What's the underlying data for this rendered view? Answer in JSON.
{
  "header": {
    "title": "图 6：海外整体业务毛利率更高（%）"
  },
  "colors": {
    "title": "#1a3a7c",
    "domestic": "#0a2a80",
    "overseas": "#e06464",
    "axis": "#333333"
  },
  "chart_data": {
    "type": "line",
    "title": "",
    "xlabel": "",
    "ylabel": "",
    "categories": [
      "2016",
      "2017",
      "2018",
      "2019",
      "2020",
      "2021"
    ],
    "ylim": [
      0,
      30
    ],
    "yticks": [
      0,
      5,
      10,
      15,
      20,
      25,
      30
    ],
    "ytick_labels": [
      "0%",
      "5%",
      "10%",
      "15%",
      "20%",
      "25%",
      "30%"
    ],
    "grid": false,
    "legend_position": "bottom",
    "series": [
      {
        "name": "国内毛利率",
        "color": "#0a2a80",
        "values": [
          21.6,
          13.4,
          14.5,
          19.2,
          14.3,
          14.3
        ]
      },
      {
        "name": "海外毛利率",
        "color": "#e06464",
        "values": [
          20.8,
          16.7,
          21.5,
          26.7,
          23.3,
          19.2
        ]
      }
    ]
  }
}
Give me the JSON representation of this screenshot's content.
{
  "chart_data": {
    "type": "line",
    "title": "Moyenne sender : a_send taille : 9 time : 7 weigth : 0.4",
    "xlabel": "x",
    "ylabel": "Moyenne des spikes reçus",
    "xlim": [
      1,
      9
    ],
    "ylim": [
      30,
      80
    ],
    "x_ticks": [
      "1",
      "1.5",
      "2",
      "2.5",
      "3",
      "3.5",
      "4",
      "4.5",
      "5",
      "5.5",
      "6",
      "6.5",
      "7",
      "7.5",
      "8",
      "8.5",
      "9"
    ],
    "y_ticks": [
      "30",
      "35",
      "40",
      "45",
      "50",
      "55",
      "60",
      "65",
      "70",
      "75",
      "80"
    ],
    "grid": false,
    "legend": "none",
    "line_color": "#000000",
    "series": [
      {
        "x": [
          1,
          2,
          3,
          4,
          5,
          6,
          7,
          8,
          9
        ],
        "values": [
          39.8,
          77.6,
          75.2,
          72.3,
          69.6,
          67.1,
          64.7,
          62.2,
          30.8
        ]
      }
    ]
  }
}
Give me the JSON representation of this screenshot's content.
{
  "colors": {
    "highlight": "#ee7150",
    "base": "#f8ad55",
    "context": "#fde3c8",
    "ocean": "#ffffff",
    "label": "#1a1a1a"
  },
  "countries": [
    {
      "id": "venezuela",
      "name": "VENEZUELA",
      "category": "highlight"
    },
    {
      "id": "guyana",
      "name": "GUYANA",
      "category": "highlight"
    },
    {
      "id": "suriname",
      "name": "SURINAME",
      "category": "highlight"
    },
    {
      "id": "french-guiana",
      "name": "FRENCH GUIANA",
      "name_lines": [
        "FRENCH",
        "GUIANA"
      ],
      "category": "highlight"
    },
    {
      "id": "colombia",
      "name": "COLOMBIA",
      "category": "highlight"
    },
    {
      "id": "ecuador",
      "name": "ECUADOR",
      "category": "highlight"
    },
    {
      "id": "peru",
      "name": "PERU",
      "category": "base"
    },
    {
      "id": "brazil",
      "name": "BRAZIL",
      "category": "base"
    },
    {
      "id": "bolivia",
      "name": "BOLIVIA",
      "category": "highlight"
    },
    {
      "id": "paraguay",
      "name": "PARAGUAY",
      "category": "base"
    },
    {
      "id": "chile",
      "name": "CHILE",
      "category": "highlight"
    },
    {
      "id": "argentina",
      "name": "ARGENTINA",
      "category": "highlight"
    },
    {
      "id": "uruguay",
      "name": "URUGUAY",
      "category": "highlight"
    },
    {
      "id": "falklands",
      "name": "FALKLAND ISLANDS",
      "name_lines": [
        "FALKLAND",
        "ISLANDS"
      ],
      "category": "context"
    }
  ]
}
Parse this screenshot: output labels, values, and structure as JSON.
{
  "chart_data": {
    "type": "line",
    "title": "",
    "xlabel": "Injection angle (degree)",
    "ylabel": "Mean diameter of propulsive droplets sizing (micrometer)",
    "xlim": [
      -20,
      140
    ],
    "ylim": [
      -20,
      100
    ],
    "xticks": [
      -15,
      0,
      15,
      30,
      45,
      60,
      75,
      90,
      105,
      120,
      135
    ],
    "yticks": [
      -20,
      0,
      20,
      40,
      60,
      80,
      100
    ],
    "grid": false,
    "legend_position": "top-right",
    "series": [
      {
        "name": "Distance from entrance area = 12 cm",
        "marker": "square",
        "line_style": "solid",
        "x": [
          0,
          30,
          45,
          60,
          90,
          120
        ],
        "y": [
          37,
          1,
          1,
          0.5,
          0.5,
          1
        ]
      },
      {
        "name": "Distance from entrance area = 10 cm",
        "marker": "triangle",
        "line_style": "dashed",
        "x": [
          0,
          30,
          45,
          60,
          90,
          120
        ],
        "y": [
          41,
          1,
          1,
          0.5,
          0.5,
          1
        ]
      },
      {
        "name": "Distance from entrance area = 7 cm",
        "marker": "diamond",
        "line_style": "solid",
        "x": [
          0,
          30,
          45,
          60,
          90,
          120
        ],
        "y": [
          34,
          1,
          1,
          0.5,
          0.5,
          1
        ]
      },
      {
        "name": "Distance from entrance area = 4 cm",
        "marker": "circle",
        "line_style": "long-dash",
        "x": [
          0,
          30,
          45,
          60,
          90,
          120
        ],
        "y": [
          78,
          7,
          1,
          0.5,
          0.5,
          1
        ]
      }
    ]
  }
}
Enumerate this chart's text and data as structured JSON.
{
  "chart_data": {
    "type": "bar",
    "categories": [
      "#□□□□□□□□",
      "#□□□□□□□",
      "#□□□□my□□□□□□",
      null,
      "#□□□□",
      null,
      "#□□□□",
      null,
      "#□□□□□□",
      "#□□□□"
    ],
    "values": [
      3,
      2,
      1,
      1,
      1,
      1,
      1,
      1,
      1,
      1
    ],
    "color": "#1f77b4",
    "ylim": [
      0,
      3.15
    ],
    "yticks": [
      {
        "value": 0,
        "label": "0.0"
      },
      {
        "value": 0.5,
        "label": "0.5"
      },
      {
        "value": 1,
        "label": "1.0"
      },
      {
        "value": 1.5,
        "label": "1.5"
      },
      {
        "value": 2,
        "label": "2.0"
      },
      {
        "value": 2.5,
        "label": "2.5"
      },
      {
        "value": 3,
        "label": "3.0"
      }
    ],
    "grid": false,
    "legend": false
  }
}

■ Problem to solve:
Extract each record, keeping it identical to the original.

■ Completed exercise:
What's the underlying data for this rendered view? Answer in JSON.
{
  "header": {
    "title": "图 6：海外整体业务毛利率更高（%）"
  },
  "colors": {
    "title": "#1a3a7c",
    "domestic": "#0a2a80",
    "overseas": "#e06464",
    "axis": "#333333"
  },
  "chart_data": {
    "type": "line",
    "title": "",
    "xlabel": "",
    "ylabel": "",
    "categories": [
      "2016",
      "2017",
      "2018",
      "2019",
      "2020",
      "2021"
    ],
    "ylim": [
      0,
      30
    ],
    "yticks": [
      0,
      5,
      10,
      15,
      20,
      25,
      30
    ],
    "ytick_labels": [
      "0%",
      "5%",
      "10%",
      "15%",
      "20%",
      "25%",
      "30%"
    ],
    "grid": false,
    "legend_position": "bottom",
    "series": [
      {
        "name": "国内毛利率",
        "color": "#0a2a80",
        "values": [
          21.6,
          13.4,
          14.5,
          19.2,
          14.3,
          14.3
        ]
      },
      {
        "name": "海外毛利率",
        "color": "#e06464",
        "values": [
          20.8,
          16.7,
          21.5,
          26.7,
          23.3,
          19.2
        ]
      }
    ]
  }
}
Give me the JSON representation of this screenshot's content.
{
  "chart_data": {
    "type": "line",
    "title": "Moyenne sender : a_send taille : 9 time : 7 weigth : 0.4",
    "xlabel": "x",
    "ylabel": "Moyenne des spikes reçus",
    "xlim": [
      1,
      9
    ],
    "ylim": [
      30,
      80
    ],
    "x_ticks": [
      "1",
      "1.5",
      "2",
      "2.5",
      "3",
      "3.5",
      "4",
      "4.5",
      "5",
      "5.5",
      "6",
      "6.5",
      "7",
      "7.5",
      "8",
      "8.5",
      "9"
    ],
    "y_ticks": [
      "30",
      "35",
      "40",
      "45",
      "50",
      "55",
      "60",
      "65",
      "70",
      "75",
      "80"
    ],
    "grid": false,
    "legend": "none",
    "line_color": "#000000",
    "series": [
      {
        "x": [
          1,
          2,
          3,
          4,
          5,
          6,
          7,
          8,
          9
        ],
        "values": [
          39.8,
          77.6,
          75.2,
          72.3,
          69.6,
          67.1,
          64.7,
          62.2,
          30.8
        ]
      }
    ]
  }
}
Give me the JSON representation of this screenshot's content.
{
  "colors": {
    "highlight": "#ee7150",
    "base": "#f8ad55",
    "context": "#fde3c8",
    "ocean": "#ffffff",
    "label": "#1a1a1a"
  },
  "countries": [
    {
      "id": "venezuela",
      "name": "VENEZUELA",
      "category": "highlight"
    },
    {
      "id": "guyana",
      "name": "GUYANA",
      "category": "highlight"
    },
    {
      "id": "suriname",
      "name": "SURINAME",
      "category": "highlight"
    },
    {
      "id": "french-guiana",
      "name": "FRENCH GUIANA",
      "name_lines": [
        "FRENCH",
        "GUIANA"
      ],
      "category": "highlight"
    },
    {
      "id": "colombia",
      "name": "COLOMBIA",
      "category": "highlight"
    },
    {
      "id": "ecuador",
      "name": "ECUADOR",
      "category": "highlight"
    },
    {
      "id": "peru",
      "name": "PERU",
      "category": "base"
    },
    {
      "id": "brazil",
      "name": "BRAZIL",
      "category": "base"
    },
    {
      "id": "bolivia",
      "name": "BOLIVIA",
      "category": "highlight"
    },
    {
      "id": "paraguay",
      "name": "PARAGUAY",
      "category": "base"
    },
    {
      "id": "chile",
      "name": "CHILE",
      "category": "highlight"
    },
    {
      "id": "argentina",
      "name": "ARGENTINA",
      "category": "highlight"
    },
    {
      "id": "uruguay",
      "name": "URUGUAY",
      "category": "highlight"
    },
    {
      "id": "falklands",
      "name": "FALKLAND ISLANDS",
      "name_lines": [
        "FALKLAND",
        "ISLANDS"
      ],
      "category": "context"
    }
  ]
}
Parse this screenshot: output labels, values, and structure as JSON.
{
  "chart_data": {
    "type": "line",
    "title": "",
    "xlabel": "Injection angle (degree)",
    "ylabel": "Mean diameter of propulsive droplets sizing (micrometer)",
    "xlim": [
      -20,
      140
    ],
    "ylim": [
      -20,
      100
    ],
    "xticks": [
      -15,
      0,
      15,
      30,
      45,
      60,
      75,
      90,
      105,
      120,
      135
    ],
    "yticks": [
      -20,
      0,
      20,
      40,
      60,
      80,
      100
    ],
    "grid": false,
    "legend_position": "top-right",
    "series": [
      {
        "name": "Distance from entrance area = 12 cm",
        "marker": "square",
        "line_style": "solid",
        "x": [
          0,
          30,
          45,
          60,
          90,
          120
        ],
        "y": [
          37,
          1,
          1,
          0.5,
          0.5,
          1
        ]
      },
      {
        "name": "Distance from entrance area = 10 cm",
        "marker": "triangle",
        "line_style": "dashed",
        "x": [
          0,
          30,
          45,
          60,
          90,
          120
        ],
        "y": [
          41,
          1,
          1,
          0.5,
          0.5,
          1
        ]
      },
      {
        "name": "Distance from entrance area = 7 cm",
        "marker": "diamond",
        "line_style": "solid",
        "x": [
          0,
          30,
          45,
          60,
          90,
          120
        ],
        "y": [
          34,
          1,
          1,
          0.5,
          0.5,
          1
        ]
      },
      {
        "name": "Distance from entrance area = 4 cm",
        "marker": "circle",
        "line_style": "long-dash",
        "x": [
          0,
          30,
          45,
          60,
          90,
          120
        ],
        "y": [
          78,
          7,
          1,
          0.5,
          0.5,
          1
        ]
      }
    ]
  }
}
Enumerate this chart's text and data as structured JSON.
{
  "chart_data": {
    "type": "bar",
    "categories": [
      "#□□□□□□□□",
      "#□□□□□□□",
      "#□□□□my□□□□□□",
      null,
      "#□□□□",
      null,
      "#□□□□",
      null,
      "#□□□□□□",
      "#□□□□"
    ],
    "values": [
      3,
      2,
      1,
      1,
      1,
      1,
      1,
      1,
      1,
      1
    ],
    "color": "#1f77b4",
    "ylim": [
      0,
      3.15
    ],
    "yticks": [
      {
        "value": 0,
        "label": "0.0"
      },
      {
        "value": 0.5,
        "label": "0.5"
      },
      {
        "value": 1,
        "label": "1.0"
      },
      {
        "value": 1.5,
        "label": "1.5"
      },
      {
        "value": 2,
        "label": "2.0"
      },
      {
        "value": 2.5,
        "label": "2.5"
      },
      {
        "value": 3,
        "label": "3.0"
      }
    ],
    "grid": false,
    "legend": false
  }
}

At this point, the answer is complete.